_EXERCISE DATA_

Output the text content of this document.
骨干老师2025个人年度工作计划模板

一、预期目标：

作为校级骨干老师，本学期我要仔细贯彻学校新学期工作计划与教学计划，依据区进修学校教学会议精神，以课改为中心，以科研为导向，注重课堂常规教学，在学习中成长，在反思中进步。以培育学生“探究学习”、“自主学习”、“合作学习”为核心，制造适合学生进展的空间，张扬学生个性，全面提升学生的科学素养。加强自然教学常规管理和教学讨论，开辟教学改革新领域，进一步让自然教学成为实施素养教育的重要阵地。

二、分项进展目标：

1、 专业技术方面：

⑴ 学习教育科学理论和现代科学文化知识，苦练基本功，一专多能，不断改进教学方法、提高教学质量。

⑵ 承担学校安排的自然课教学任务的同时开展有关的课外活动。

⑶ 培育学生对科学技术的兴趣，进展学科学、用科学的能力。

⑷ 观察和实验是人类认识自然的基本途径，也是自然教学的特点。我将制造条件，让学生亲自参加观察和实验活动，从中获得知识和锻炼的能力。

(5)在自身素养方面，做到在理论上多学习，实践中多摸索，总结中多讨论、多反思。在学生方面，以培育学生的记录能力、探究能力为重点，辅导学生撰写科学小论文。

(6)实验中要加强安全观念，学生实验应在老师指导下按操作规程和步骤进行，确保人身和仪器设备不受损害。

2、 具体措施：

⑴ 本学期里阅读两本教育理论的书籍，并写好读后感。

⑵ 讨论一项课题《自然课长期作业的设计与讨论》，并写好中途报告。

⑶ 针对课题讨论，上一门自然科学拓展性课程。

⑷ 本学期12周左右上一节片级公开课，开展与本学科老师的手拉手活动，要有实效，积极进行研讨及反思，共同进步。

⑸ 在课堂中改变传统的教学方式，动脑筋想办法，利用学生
* * *
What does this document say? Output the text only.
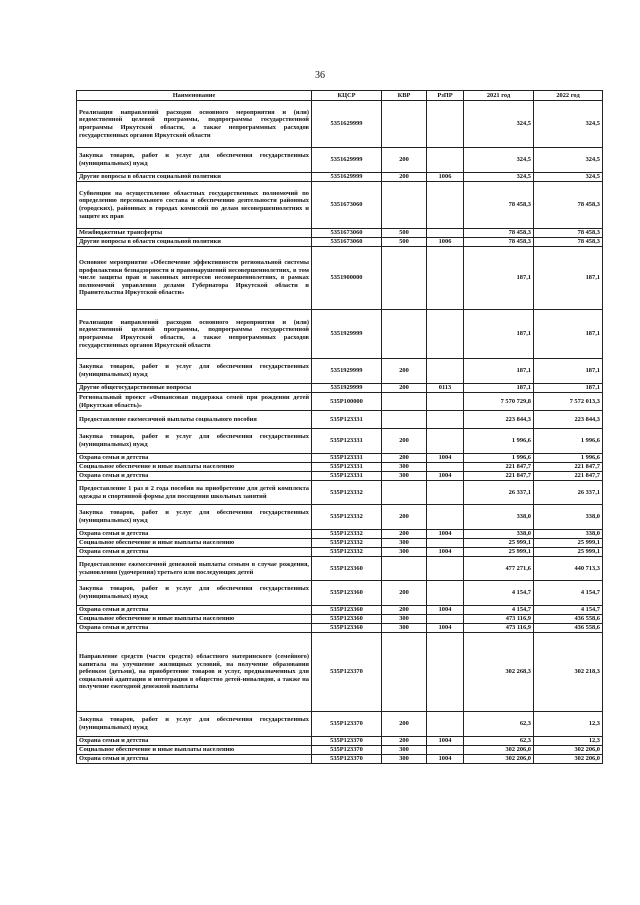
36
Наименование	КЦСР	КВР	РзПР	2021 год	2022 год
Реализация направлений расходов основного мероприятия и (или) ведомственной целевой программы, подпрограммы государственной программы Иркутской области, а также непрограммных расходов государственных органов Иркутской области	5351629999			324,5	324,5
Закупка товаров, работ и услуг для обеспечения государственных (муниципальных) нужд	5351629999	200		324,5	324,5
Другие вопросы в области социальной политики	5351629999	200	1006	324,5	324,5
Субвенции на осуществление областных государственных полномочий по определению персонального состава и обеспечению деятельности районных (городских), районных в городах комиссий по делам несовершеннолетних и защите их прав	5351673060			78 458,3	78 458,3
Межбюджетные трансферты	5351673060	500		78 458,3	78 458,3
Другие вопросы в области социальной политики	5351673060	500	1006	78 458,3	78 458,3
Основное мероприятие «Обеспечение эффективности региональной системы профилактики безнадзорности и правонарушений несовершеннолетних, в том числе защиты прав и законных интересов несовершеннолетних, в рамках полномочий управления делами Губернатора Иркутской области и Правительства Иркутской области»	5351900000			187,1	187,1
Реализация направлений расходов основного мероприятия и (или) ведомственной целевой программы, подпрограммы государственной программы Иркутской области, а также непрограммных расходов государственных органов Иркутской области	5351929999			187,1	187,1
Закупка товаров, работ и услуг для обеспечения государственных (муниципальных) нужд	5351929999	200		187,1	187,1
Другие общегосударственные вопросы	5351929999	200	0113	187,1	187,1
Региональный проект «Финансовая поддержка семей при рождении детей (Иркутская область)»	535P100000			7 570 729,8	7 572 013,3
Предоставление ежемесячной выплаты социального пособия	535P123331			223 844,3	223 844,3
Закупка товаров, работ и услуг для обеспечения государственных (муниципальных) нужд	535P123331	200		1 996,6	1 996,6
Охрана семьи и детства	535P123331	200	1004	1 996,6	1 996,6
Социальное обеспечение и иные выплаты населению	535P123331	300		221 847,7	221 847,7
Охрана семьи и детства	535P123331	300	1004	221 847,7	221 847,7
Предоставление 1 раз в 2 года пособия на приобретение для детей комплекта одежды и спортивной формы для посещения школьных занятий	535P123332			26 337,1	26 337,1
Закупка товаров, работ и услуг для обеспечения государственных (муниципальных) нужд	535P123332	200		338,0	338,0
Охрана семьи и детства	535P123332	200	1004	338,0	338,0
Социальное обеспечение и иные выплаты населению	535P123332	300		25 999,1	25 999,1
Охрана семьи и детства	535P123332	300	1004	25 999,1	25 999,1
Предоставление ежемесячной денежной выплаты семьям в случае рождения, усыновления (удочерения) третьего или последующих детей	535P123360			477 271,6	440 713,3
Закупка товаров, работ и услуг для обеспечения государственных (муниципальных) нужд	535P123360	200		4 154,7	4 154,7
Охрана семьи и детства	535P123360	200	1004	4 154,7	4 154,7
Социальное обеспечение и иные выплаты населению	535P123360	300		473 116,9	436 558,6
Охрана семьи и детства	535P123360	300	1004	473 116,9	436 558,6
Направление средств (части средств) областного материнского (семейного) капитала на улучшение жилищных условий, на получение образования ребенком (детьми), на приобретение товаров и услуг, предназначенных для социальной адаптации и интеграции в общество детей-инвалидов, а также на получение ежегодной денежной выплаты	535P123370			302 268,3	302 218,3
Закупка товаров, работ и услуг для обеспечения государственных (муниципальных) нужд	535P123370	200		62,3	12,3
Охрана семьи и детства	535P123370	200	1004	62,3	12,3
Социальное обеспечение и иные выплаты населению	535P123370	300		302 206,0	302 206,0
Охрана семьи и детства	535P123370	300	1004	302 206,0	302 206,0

_WHAT IS NEEDED_
Select every line where the word "мероприятия" occurs.

_TASK ANSWER_
Реализация направлений расходов основного мероприятия и (или) ведомственной целевой программы, подпрограммы государственной программы Иркутской области, а также непрограммных расходов государственных органов Иркутской области	5351629999			324,5	324,5
Реализация направлений расходов основного мероприятия и (или) ведомственной целевой программы, подпрограммы государственной программы Иркутской области, а также непрограммных расходов государственных органов Иркутской области	5351929999			187,1	187,1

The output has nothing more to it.